[Dataset listings of figures]
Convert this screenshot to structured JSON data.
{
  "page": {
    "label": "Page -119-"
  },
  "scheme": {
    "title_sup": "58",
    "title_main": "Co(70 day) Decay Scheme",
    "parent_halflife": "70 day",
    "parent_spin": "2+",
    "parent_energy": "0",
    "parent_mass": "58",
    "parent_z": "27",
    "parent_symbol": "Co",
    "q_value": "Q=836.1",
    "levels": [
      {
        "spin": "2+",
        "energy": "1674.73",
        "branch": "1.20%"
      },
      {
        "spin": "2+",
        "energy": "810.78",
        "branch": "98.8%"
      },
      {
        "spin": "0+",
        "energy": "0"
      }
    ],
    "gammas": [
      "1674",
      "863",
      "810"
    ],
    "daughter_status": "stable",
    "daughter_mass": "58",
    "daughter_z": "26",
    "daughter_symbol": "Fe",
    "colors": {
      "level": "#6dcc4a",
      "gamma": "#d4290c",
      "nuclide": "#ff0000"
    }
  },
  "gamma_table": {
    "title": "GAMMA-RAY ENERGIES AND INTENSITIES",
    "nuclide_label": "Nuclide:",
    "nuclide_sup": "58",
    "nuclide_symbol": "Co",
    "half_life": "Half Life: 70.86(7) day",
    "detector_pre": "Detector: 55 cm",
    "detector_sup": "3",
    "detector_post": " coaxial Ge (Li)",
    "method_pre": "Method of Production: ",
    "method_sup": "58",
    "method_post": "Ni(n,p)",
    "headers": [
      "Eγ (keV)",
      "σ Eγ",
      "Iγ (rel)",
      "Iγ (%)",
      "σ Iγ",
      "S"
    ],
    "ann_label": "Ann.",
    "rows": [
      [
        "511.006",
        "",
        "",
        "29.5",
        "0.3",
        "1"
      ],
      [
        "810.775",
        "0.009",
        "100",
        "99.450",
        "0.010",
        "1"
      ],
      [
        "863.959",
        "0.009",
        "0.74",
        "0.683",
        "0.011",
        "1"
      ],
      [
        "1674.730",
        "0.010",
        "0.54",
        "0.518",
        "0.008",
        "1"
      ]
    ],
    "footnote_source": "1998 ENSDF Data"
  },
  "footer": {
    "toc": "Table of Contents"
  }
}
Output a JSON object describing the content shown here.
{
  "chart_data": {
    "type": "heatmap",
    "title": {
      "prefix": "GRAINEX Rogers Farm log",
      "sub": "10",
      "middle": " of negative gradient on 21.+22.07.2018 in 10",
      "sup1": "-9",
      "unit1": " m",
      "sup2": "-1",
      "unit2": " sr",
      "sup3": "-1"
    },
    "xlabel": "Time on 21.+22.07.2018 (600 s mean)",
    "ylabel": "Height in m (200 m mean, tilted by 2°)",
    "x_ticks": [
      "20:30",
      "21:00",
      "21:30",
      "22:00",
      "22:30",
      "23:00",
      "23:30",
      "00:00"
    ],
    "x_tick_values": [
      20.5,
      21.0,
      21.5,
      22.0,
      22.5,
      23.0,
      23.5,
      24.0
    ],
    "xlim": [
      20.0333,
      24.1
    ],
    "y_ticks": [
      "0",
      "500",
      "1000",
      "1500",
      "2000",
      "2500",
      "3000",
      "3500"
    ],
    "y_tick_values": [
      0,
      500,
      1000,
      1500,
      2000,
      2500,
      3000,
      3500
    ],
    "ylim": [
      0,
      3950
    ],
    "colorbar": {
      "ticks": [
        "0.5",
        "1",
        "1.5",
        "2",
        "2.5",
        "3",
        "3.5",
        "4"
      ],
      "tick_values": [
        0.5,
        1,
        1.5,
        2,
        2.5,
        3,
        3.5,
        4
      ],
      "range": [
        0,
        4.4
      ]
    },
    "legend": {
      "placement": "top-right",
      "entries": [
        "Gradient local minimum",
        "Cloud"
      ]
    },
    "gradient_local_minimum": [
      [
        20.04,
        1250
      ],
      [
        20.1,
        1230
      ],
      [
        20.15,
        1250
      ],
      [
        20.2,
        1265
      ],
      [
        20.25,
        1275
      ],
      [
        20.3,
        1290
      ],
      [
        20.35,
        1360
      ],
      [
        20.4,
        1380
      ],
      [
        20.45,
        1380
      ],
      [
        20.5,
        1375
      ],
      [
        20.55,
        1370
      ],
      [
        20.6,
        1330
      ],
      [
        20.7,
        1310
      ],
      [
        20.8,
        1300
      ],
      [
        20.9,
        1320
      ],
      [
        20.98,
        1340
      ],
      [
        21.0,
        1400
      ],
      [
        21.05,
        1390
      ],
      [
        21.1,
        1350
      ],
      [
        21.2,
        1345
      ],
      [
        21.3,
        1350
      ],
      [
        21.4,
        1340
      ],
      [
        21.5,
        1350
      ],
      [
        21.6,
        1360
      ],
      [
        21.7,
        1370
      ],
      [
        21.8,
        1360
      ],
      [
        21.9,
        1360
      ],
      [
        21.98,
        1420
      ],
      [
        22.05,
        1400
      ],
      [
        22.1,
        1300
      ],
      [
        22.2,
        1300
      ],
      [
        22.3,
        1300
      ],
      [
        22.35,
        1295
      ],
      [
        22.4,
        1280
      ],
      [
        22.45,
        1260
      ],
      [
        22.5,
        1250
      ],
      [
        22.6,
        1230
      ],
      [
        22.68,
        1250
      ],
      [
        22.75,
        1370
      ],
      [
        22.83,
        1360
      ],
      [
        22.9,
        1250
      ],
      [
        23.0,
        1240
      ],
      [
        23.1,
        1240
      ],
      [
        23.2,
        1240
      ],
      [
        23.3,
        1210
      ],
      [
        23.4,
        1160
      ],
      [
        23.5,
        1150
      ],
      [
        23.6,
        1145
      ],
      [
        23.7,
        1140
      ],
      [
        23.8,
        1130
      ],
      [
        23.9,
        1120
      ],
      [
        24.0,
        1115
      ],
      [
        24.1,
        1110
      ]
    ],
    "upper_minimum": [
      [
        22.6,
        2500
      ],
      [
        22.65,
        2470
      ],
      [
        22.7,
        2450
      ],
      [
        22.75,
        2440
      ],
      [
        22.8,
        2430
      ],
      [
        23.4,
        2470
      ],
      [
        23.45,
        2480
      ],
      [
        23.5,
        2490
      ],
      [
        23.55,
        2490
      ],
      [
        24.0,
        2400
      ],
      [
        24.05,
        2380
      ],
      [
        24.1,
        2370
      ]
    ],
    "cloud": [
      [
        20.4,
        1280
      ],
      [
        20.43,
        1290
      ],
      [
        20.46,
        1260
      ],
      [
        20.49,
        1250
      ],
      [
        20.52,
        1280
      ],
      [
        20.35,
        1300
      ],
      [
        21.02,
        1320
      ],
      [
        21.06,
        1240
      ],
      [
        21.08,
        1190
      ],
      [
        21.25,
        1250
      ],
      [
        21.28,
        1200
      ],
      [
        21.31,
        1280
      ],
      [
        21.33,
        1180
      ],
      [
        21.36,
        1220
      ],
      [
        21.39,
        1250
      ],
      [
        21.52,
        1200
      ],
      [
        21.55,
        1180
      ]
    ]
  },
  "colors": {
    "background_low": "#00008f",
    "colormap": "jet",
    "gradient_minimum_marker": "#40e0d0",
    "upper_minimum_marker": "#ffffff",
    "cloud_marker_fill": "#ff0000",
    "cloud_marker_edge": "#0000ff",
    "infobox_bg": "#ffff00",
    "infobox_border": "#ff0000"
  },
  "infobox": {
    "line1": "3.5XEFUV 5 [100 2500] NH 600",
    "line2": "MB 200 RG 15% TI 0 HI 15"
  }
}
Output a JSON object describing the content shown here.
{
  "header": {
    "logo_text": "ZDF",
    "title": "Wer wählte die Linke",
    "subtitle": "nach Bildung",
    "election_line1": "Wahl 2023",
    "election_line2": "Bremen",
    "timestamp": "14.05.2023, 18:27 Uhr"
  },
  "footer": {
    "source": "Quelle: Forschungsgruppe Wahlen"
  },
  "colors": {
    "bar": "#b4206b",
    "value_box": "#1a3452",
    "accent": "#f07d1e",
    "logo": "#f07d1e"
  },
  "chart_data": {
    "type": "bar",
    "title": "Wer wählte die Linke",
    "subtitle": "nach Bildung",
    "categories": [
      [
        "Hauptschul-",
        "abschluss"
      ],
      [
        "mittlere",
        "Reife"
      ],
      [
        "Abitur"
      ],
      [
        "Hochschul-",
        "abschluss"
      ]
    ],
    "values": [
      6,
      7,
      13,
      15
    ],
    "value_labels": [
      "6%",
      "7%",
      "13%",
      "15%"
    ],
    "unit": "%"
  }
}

- _Work to complete_:
Extract from the data every line where "mean" shows up.

- _Finished answer_:
    "xlabel": "Time on 21.+22.07.2018 (600 s mean)",
    "ylabel": "Height in m (200 m mean, tilted by 2°)",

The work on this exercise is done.